### AIM OF THE EXERCISE:
From the entries below, pull out each line where "прокурора" appears.

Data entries
───

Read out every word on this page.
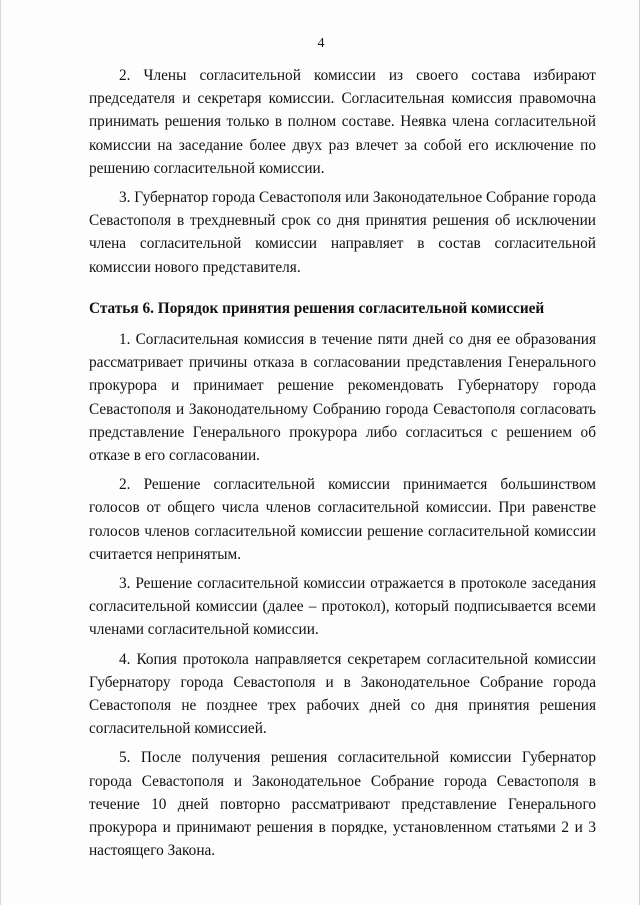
4

2. Члены согласительной комиссии из своего состава избирают председателя и секретаря комиссии. Согласительная комиссия правомочна принимать решения только в полном составе. Неявка члена согласительной комиссии на заседание более двух раз влечет за собой его исключение по решению согласительной комиссии.

3. Губернатор города Севастополя или Законодательное Собрание города Севастополя в трехдневный срок со дня принятия решения об исключении члена согласительной комиссии направляет в состав согласительной комиссии нового представителя.

Статья 6. Порядок принятия решения согласительной комиссией

1. Согласительная комиссия в течение пяти дней со дня ее образования рассматривает причины отказа в согласовании представления Генерального прокурора и принимает решение рекомендовать Губернатору города Севастополя и Законодательному Собранию города Севастополя согласовать представление Генерального прокурора либо согласиться с решением об отказе в его согласовании.

2. Решение согласительной комиссии принимается большинством голосов от общего числа членов согласительной комиссии. При равенстве голосов членов согласительной комиссии решение согласительной комиссии считается непринятым.

3. Решение согласительной комиссии отражается в протоколе заседания согласительной комиссии (далее – протокол), который подписывается всеми членами согласительной комиссии.

4. Копия протокола направляется секретарем согласительной комиссии Губернатору города Севастополя и в Законодательное Собрание города Севастополя не позднее трех рабочих дней со дня принятия решения согласительной комиссией.

5. После получения решения согласительной комиссии Губернатор города Севастополя и Законодательное Собрание города Севастополя в течение 10 дней повторно рассматривают представление Генерального прокурора и принимают решения в порядке, установленном статьями 2 и 3 настоящего Закона.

───

### ANSWER BELOW:
1. Согласительная комиссия в течение пяти дней со дня ее образования рассматривает причины отказа в согласовании представления Генерального прокурора и принимает решение рекомендовать Губернатору города Севастополя и Законодательному Собранию города Севастополя согласовать представление Генерального прокурора либо согласиться с решением об отказе в его согласовании.
5. После получения решения согласительной комиссии Губернатор города Севастополя и Законодательное Собрание города Севастополя в течение 10 дней повторно рассматривают представление Генерального прокурора и принимают решения в порядке, установленном статьями 2 и 3 настоящего Закона.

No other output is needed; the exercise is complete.